◆ **Goal of the exercise**:
Pull out every line below that holds the word "amount".

[Data excerpts]
....................
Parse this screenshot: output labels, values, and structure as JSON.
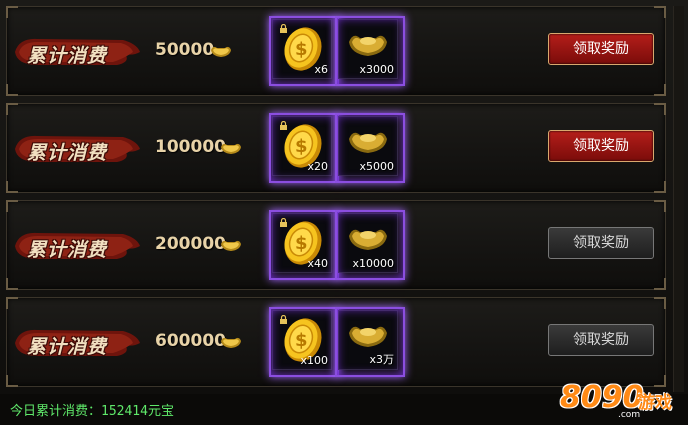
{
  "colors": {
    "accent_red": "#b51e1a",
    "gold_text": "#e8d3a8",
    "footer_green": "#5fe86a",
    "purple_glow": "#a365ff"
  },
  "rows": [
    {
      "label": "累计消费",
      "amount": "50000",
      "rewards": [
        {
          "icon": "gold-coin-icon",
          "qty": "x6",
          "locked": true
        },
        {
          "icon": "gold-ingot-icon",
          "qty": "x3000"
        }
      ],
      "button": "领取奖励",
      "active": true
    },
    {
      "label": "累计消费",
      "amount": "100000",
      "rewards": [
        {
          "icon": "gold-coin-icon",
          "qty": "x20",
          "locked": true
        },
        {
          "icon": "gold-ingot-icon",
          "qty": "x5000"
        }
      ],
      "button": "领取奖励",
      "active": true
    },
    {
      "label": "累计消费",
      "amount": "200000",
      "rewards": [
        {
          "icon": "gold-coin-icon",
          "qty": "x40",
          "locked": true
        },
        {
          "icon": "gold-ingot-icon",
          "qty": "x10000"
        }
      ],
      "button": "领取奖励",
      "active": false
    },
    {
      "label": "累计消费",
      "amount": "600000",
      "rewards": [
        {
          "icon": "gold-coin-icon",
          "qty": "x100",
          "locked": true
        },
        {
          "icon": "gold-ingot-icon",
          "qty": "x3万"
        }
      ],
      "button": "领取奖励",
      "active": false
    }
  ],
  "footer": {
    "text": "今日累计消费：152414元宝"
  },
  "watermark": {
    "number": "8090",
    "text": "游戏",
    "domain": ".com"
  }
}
....................
◆ **Full response**:
      "amount": "50000",
      "amount": "100000",
      "amount": "200000",
      "amount": "600000",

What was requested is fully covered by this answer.